**EXERCISE PROMPT**
Exactly as written, quote every line that follows, skipping the images.

**THE DATA**
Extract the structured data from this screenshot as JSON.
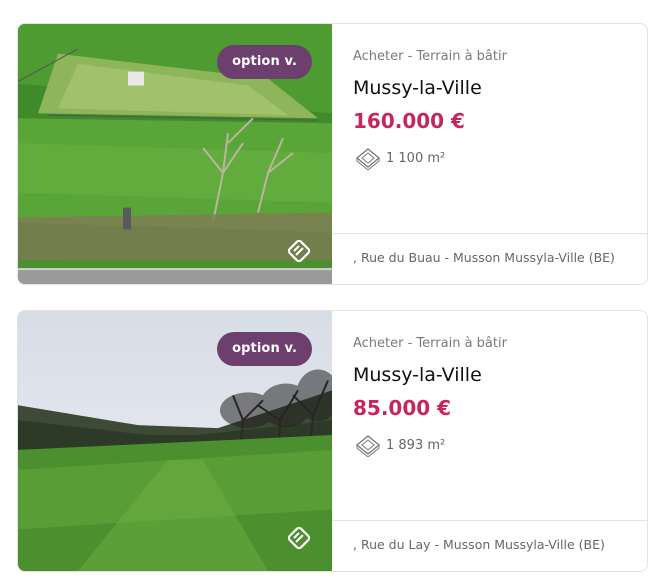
{
  "listings": [
    {
      "badge": "option v.",
      "type": "Acheter - Terrain à bâtir",
      "city": "Mussy-la-Ville",
      "price": "160.000 €",
      "area": "1 100 m²",
      "address": ", Rue du Buau - Musson Mussyla-Ville (BE)"
    },
    {
      "badge": "option v.",
      "type": "Acheter - Terrain à bâtir",
      "city": "Mussy-la-Ville",
      "price": "85.000 €",
      "area": "1 893 m²",
      "address": ", Rue du Lay - Musson Mussyla-Ville (BE)"
    }
  ],
  "icons": {
    "area": "land-area-icon",
    "virtual_tour": "virtual-tour-icon"
  },
  "colors": {
    "badge": "#6d3f6e",
    "price": "#c8265a"
  }
}
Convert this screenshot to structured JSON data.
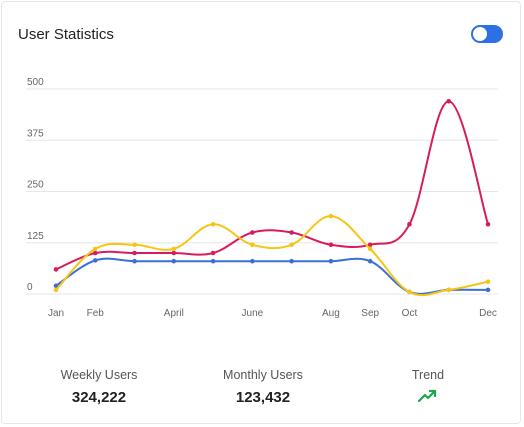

**RESULT FOR THIS EXERCISE**
Extract the structured data from this screenshot as JSON.
{
  "listings": [
    {
      "badge": "option v.",
      "type": "Acheter - Terrain à bâtir",
      "city": "Mussy-la-Ville",
      "price": "160.000 €",
      "area": "1 100 m²",
      "address": ", Rue du Buau - Musson Mussyla-Ville (BE)"
    },
    {
      "badge": "option v.",
      "type": "Acheter - Terrain à bâtir",
      "city": "Mussy-la-Ville",
      "price": "85.000 €",
      "area": "1 893 m²",
      "address": ", Rue du Lay - Musson Mussyla-Ville (BE)"
    }
  ],
  "icons": {
    "area": "land-area-icon",
    "virtual_tour": "virtual-tour-icon"
  },
  "colors": {
    "badge": "#6d3f6e",
    "price": "#c8265a"
  }
}
Convert this screenshot to structured JSON data.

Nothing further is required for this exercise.